Records from a collection
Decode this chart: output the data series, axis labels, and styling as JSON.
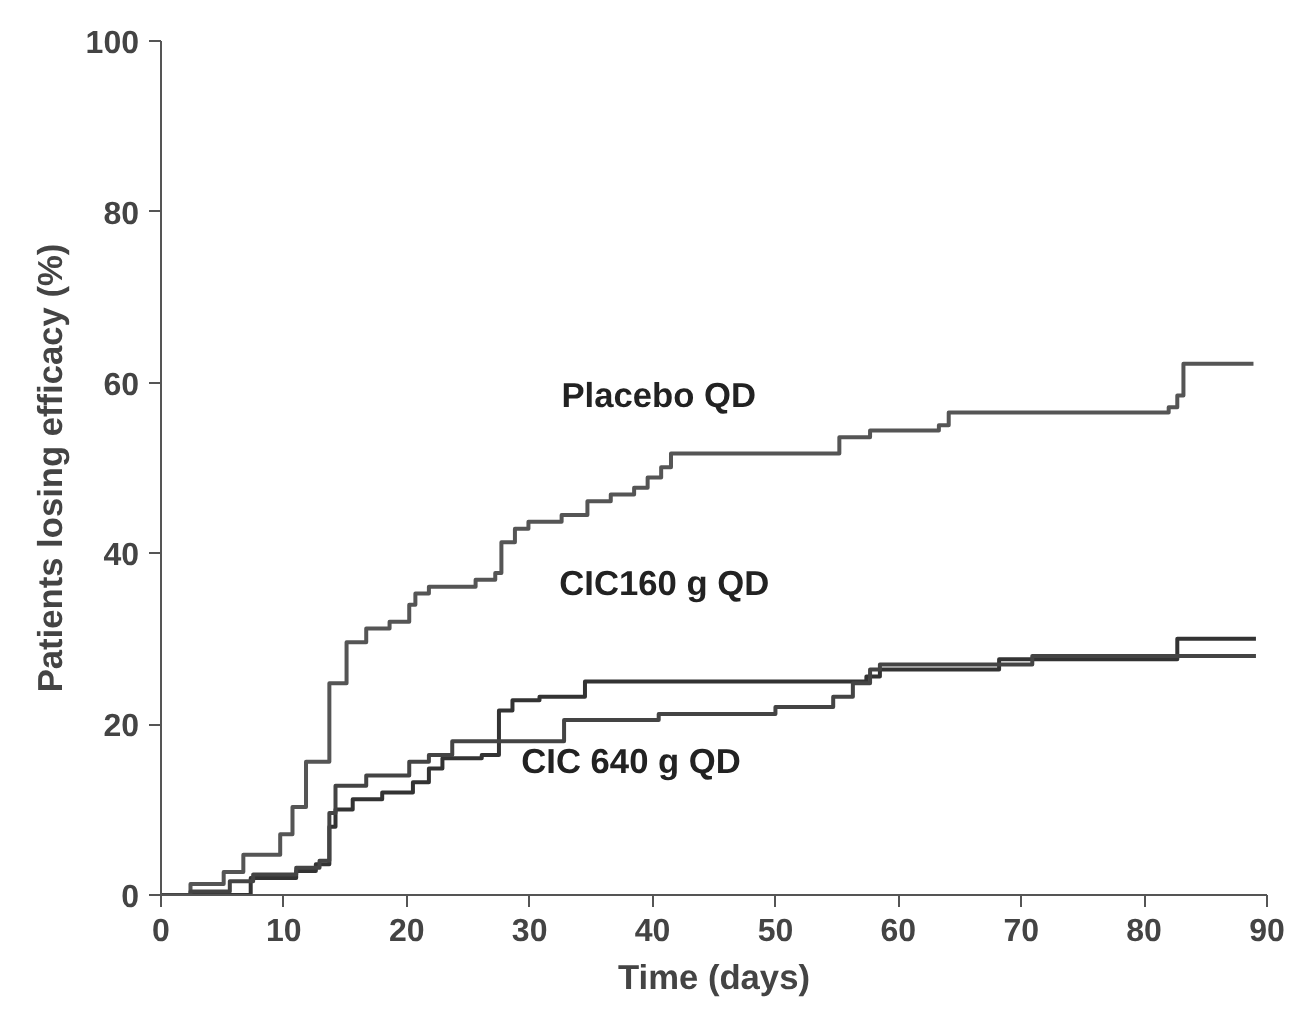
{
  "chart_data": {
    "type": "step",
    "xlabel": "Time (days)",
    "ylabel": "Patients losing efficacy (%)",
    "xlim": [
      0,
      90
    ],
    "ylim": [
      0,
      100
    ],
    "xticks": [
      0,
      10,
      20,
      30,
      40,
      50,
      60,
      70,
      80,
      90
    ],
    "yticks": [
      0,
      20,
      40,
      60,
      80,
      100
    ],
    "grid": false,
    "marker": "none",
    "line_style": "solid",
    "series": [
      {
        "color": "#555555",
        "x": [
          0,
          2.4,
          5.1,
          6.7,
          9.7,
          10.7,
          11.8,
          13.7,
          15.1,
          16.7,
          18.6,
          20.2,
          20.7,
          21.8,
          25.6,
          27.2,
          27.7,
          28.8,
          29.9,
          32.6,
          34.7,
          36.6,
          38.5,
          39.6,
          40.7,
          41.5,
          55.2,
          57.7,
          63.3,
          64.1,
          82,
          82.7,
          83.2,
          88.9
        ],
        "values": [
          0,
          1.3,
          2.7,
          4.7,
          7.1,
          10.3,
          15.6,
          24.8,
          29.6,
          31.2,
          32,
          34,
          35.3,
          36.1,
          36.9,
          37.7,
          41.3,
          42.9,
          43.7,
          44.5,
          46.1,
          46.9,
          47.7,
          48.9,
          50.1,
          51.7,
          53.6,
          54.4,
          55,
          56.5,
          57.1,
          58.5,
          62.2,
          62.2
        ]
      },
      {
        "color": "#333333",
        "x": [
          0,
          5.1,
          7.3,
          11,
          12.6,
          13.7,
          14.2,
          15.6,
          18,
          20.5,
          21.8,
          22.9,
          26.1,
          27.5,
          28.6,
          30.8,
          34.5,
          53.4,
          57.4,
          58.5,
          68.2,
          82.7,
          89.1
        ],
        "values": [
          0,
          0,
          2,
          2.8,
          3.6,
          8,
          10,
          11.2,
          12,
          13.2,
          14.8,
          16,
          16.4,
          21.6,
          22.8,
          23.2,
          25,
          25,
          25.6,
          26.4,
          27.6,
          30,
          30
        ]
      },
      {
        "color": "#444444",
        "x": [
          0,
          2.4,
          5.6,
          7.5,
          11,
          12.9,
          13.7,
          14.2,
          16.7,
          20.2,
          21.8,
          23.7,
          32.8,
          40.5,
          50,
          54.7,
          56.3,
          57.7,
          58.5,
          70.9,
          82.2,
          89.1
        ],
        "values": [
          0,
          0.4,
          1.6,
          2.4,
          3.2,
          4,
          9.6,
          12.8,
          14,
          15.6,
          16.4,
          18,
          20.5,
          21.2,
          22,
          23.2,
          24.8,
          26.4,
          27,
          28,
          28,
          28
        ]
      }
    ],
    "annotations": [
      "Placebo QD",
      "CIC160 g QD",
      "CIC 640 g QD"
    ]
  }
}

● Action item
The records above must be output exactly, except for their pictures.

● Answer section
Decode this chart: output the data series, axis labels, and styling as JSON.
{
  "chart_data": {
    "type": "step",
    "xlabel": "Time (days)",
    "ylabel": "Patients losing efficacy (%)",
    "xlim": [
      0,
      90
    ],
    "ylim": [
      0,
      100
    ],
    "xticks": [
      0,
      10,
      20,
      30,
      40,
      50,
      60,
      70,
      80,
      90
    ],
    "yticks": [
      0,
      20,
      40,
      60,
      80,
      100
    ],
    "grid": false,
    "marker": "none",
    "line_style": "solid",
    "series": [
      {
        "color": "#555555",
        "x": [
          0,
          2.4,
          5.1,
          6.7,
          9.7,
          10.7,
          11.8,
          13.7,
          15.1,
          16.7,
          18.6,
          20.2,
          20.7,
          21.8,
          25.6,
          27.2,
          27.7,
          28.8,
          29.9,
          32.6,
          34.7,
          36.6,
          38.5,
          39.6,
          40.7,
          41.5,
          55.2,
          57.7,
          63.3,
          64.1,
          82,
          82.7,
          83.2,
          88.9
        ],
        "values": [
          0,
          1.3,
          2.7,
          4.7,
          7.1,
          10.3,
          15.6,
          24.8,
          29.6,
          31.2,
          32,
          34,
          35.3,
          36.1,
          36.9,
          37.7,
          41.3,
          42.9,
          43.7,
          44.5,
          46.1,
          46.9,
          47.7,
          48.9,
          50.1,
          51.7,
          53.6,
          54.4,
          55,
          56.5,
          57.1,
          58.5,
          62.2,
          62.2
        ]
      },
      {
        "color": "#333333",
        "x": [
          0,
          5.1,
          7.3,
          11,
          12.6,
          13.7,
          14.2,
          15.6,
          18,
          20.5,
          21.8,
          22.9,
          26.1,
          27.5,
          28.6,
          30.8,
          34.5,
          53.4,
          57.4,
          58.5,
          68.2,
          82.7,
          89.1
        ],
        "values": [
          0,
          0,
          2,
          2.8,
          3.6,
          8,
          10,
          11.2,
          12,
          13.2,
          14.8,
          16,
          16.4,
          21.6,
          22.8,
          23.2,
          25,
          25,
          25.6,
          26.4,
          27.6,
          30,
          30
        ]
      },
      {
        "color": "#444444",
        "x": [
          0,
          2.4,
          5.6,
          7.5,
          11,
          12.9,
          13.7,
          14.2,
          16.7,
          20.2,
          21.8,
          23.7,
          32.8,
          40.5,
          50,
          54.7,
          56.3,
          57.7,
          58.5,
          70.9,
          82.2,
          89.1
        ],
        "values": [
          0,
          0.4,
          1.6,
          2.4,
          3.2,
          4,
          9.6,
          12.8,
          14,
          15.6,
          16.4,
          18,
          20.5,
          21.2,
          22,
          23.2,
          24.8,
          26.4,
          27,
          28,
          28,
          28
        ]
      }
    ],
    "annotations": [
      "Placebo QD",
      "CIC160 g QD",
      "CIC 640 g QD"
    ]
  }
}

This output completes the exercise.